Görev Tanımı:
[A] Kadına bakış üzerine metinde "Kadın, kadın olmaktan ötürü utanmalıdır" sözü kime ait gösteriliyor?
[B] Dinlerde kadına bakış konulu metni son cümlesinden sonra sürdürün.

─── Metin ───

Yunanlı kadının kötü olduğuna o derece inanmıştı ki, erkek erkeğe beraberlik ve homoseksüellik alıp yürüdü. Profesör Dr. Salih Akdemir bu konuda şunları yazıyor: "Günümüz sapıklarının el kitabı durumunda olan "Ziyafet" adlı eser ünlü filozof Eflatun'a aittir."
...
Hristiyanlıkta da kadın; kötülüğü, şeytana uymayı, ayartıcılığı temsil etmekte... Karı koca beraberliği bile günahların en büyüğü. Aziz Augustin'e göre, bir adamın karısı ile bir fahişe arasında fark yok...
Meşhur İlahiyatçı İskenderiyeli Climent bu mevzuda edilecek lafların en berbatını söylemiş, şöyle diyor: "Kadın, kadın olmaktan ötürü utanmalıdır..."
İlerici kadınlar, nerdesiniz?
Avrupai hanımlar, nerdesiniz?
...
Bugün Katolik kiliselerindeki evlenme merasimlerinde papazın okuduğu dua şöyledir: "Günahla düşmüşüm annemin karnına, günah işlemiş annem bana gebe kalırken..."

─── Liste ───

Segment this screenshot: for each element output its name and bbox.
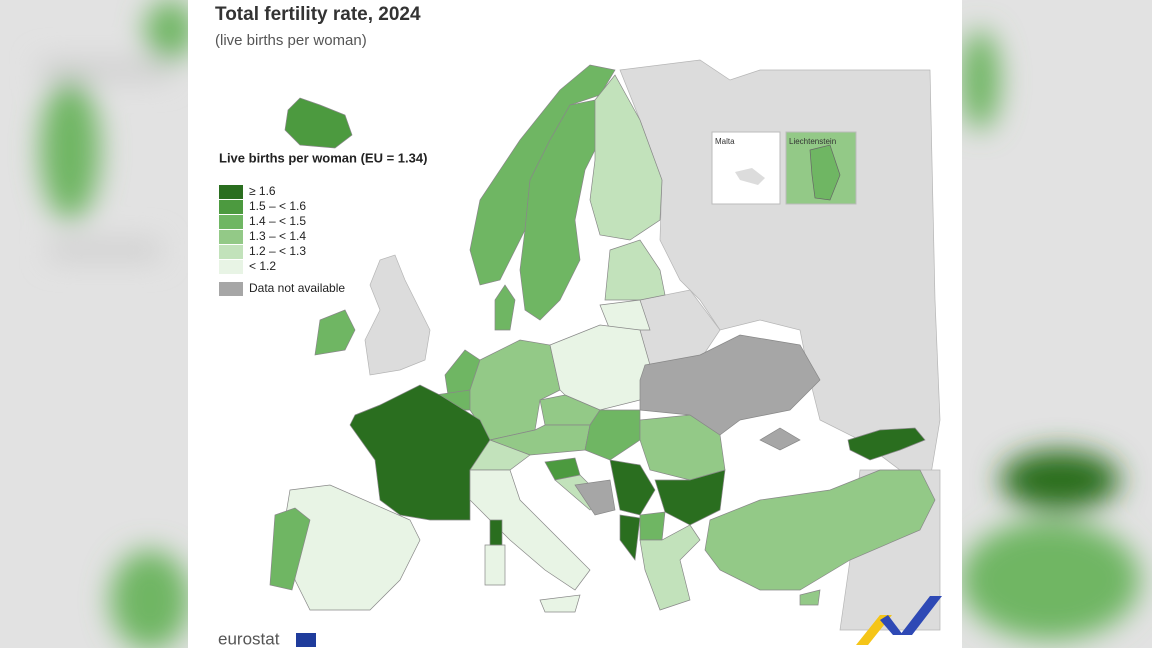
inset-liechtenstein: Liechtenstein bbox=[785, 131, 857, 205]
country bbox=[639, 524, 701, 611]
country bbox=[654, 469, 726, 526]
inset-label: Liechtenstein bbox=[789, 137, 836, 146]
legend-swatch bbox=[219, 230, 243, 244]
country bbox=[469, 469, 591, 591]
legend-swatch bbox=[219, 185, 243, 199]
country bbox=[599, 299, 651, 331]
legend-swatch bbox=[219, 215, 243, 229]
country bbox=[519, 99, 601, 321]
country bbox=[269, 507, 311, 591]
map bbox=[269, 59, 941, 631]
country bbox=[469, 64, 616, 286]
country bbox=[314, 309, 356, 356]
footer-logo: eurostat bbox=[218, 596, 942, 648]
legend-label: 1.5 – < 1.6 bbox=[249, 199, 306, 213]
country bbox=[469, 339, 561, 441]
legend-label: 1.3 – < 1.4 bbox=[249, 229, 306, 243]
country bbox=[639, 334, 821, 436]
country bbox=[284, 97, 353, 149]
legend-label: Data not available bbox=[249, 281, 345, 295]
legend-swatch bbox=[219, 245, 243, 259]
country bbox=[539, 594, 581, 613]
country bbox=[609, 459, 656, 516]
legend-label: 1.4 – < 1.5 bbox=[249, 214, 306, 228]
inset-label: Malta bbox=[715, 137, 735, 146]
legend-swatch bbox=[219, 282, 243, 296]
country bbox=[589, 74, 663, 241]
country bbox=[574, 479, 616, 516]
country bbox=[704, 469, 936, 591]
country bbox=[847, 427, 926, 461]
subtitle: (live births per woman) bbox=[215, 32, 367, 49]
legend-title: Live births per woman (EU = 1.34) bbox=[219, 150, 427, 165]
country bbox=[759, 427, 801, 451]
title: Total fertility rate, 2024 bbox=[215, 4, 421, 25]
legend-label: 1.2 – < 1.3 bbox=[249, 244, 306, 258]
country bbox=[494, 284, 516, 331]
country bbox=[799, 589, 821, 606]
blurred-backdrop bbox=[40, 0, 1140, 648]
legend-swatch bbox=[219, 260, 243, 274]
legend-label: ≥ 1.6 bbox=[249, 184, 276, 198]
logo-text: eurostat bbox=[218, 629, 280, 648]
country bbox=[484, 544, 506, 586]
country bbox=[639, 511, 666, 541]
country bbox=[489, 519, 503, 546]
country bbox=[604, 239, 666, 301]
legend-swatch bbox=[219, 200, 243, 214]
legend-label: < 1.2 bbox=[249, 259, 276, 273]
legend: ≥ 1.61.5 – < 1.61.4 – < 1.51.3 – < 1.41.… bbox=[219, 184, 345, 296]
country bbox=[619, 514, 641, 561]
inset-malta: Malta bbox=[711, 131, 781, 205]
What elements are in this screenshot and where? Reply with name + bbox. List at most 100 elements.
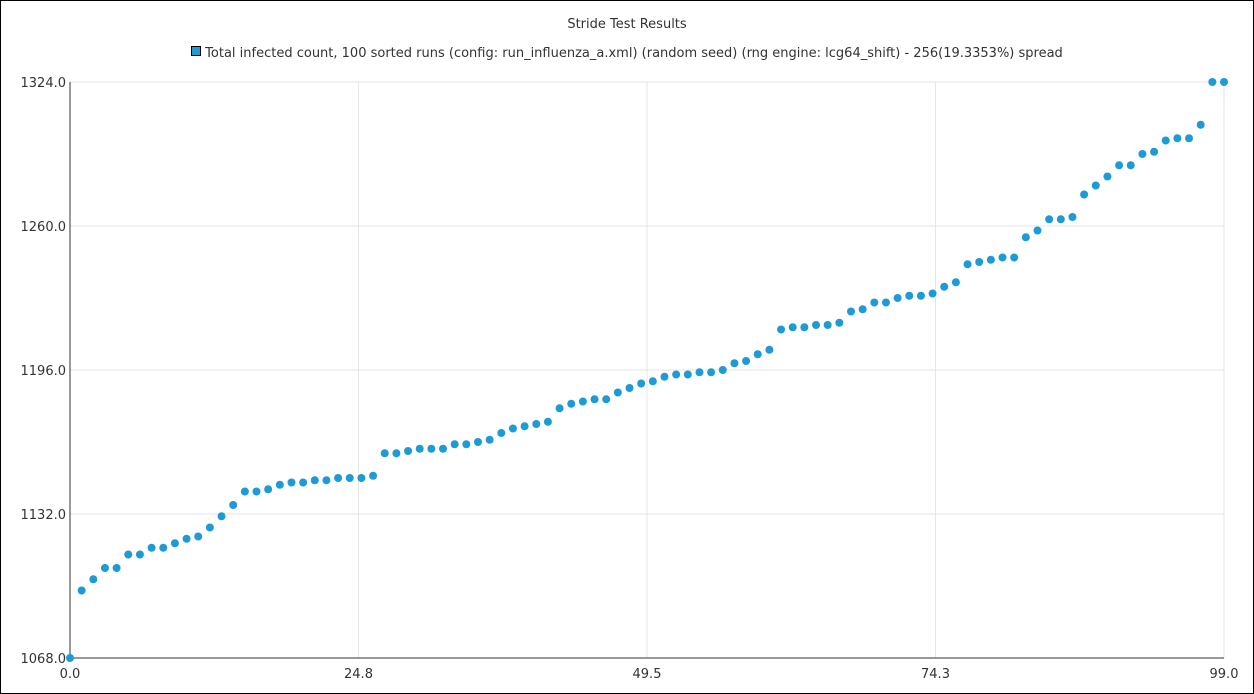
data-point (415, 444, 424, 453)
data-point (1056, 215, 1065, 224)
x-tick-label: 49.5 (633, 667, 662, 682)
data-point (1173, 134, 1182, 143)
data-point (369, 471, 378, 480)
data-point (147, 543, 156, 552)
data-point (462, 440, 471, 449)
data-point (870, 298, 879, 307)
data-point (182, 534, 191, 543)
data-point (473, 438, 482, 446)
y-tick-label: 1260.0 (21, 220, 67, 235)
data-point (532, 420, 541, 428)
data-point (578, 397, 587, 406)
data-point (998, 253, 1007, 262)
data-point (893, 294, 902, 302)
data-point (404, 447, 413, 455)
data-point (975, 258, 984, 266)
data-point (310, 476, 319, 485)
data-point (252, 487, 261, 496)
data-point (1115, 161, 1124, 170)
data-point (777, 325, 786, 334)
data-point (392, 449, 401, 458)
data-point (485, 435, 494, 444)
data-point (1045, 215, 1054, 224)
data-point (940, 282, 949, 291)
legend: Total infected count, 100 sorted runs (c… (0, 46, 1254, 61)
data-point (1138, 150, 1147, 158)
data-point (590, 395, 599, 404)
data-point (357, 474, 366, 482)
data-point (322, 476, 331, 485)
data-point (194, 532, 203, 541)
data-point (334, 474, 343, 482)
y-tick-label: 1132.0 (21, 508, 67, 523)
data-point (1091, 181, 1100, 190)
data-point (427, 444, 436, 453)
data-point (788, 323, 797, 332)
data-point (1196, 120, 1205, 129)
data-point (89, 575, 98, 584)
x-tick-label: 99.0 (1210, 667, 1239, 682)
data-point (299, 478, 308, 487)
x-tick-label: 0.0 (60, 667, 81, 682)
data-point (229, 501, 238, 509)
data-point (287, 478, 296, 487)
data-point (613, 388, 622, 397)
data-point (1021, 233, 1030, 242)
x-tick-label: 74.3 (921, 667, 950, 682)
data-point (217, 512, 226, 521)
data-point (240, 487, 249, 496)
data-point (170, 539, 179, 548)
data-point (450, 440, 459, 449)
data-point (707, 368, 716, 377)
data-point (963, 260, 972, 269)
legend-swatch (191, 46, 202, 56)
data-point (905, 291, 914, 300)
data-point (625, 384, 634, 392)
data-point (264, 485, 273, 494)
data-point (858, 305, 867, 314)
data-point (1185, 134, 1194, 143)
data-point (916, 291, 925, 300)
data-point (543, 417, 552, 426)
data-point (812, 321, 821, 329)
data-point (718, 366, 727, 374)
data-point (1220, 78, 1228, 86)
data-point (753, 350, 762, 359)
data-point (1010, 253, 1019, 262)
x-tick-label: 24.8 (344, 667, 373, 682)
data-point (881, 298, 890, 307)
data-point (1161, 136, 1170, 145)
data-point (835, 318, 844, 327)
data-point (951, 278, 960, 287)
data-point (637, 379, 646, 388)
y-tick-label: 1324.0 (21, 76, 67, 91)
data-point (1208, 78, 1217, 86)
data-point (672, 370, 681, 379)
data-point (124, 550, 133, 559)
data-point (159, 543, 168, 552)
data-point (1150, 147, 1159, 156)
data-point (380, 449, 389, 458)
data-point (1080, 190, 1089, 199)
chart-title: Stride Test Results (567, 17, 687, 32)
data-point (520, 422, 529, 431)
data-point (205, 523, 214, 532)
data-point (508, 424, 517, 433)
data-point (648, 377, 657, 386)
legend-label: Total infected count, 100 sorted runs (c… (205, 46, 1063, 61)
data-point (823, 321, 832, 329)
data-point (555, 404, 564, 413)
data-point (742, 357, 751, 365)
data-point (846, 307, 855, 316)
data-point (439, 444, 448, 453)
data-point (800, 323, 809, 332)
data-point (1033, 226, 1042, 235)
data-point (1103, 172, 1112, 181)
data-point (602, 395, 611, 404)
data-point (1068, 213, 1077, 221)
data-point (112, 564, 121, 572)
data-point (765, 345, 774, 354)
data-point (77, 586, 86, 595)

───

Görev Cevapları:
[A] Meşhur ilahiyatçı İskenderiyeli Climent'e.

[B]
Fir'avunlar döneminde kadına hiç itibar yoktu. Kadın demek köle demekti.
Acaba kimi dinlesem, kime, hangi görüşe ve "izm"e hayran olsam diye çırpınan şu bizim enteller kendilerine gelmeli.
İslam'ı tam bilmeden İslam aleyhine yazıp çizmek evvela bilgi ve görgü eksikliği, sonra da hainliktir.
...
"Batı dünyasında kadın... Hristiyanlıkta, Musevilikte kadın..."
Bunlar incelenmeden, Avrupa medeniyetinin lokomotifi Eski Yunan'ı tanımadan İslam’ın kadına verdiği değeri anlamak güçtür.
Pek sayın ilericiler patavatsızlığı "araştırma" sanıyorlar.
Diğer kültürler ve dinler incelenmeden, kıyasa gidilmeden varılacak hükümler değersizdir, komiktir.
...
Avrupa uzun süre "Kadının ruhu var mı, yok mu?" diye tartıştı.
Şimdi lütfen bir de şu ayetlere dikkat:
"Erkek, kadın, inanmış olarak kim iyi iş işlerse ona hoş bir hayat yaşatacağız"... (En Nahl suresi 97. ayet.)
"Ben sizden erkek ya da kadın olsun çalışan hiç kimsenin amelini zayi etmeyeceğim. Hep birbirinizdensiniz."... (Al-i İmran suresi 95. ayet.)
...
Avrupalılar, "büyücüdür" diye 2 milyon civarında kadın öldürdü.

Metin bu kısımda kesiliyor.